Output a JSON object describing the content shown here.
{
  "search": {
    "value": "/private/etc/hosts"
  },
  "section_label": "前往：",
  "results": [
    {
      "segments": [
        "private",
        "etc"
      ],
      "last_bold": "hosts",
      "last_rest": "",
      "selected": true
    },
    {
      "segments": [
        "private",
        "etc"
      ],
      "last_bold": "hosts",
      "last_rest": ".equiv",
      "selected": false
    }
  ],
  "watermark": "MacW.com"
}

◇ ◇ ◇

Required task: Please restate the data word for word, every record included.

Correct output:
Output a JSON object describing the content shown here.
{
  "search": {
    "value": "/private/etc/hosts"
  },
  "section_label": "前往：",
  "results": [
    {
      "segments": [
        "private",
        "etc"
      ],
      "last_bold": "hosts",
      "last_rest": "",
      "selected": true
    },
    {
      "segments": [
        "private",
        "etc"
      ],
      "last_bold": "hosts",
      "last_rest": ".equiv",
      "selected": false
    }
  ],
  "watermark": "MacW.com"
}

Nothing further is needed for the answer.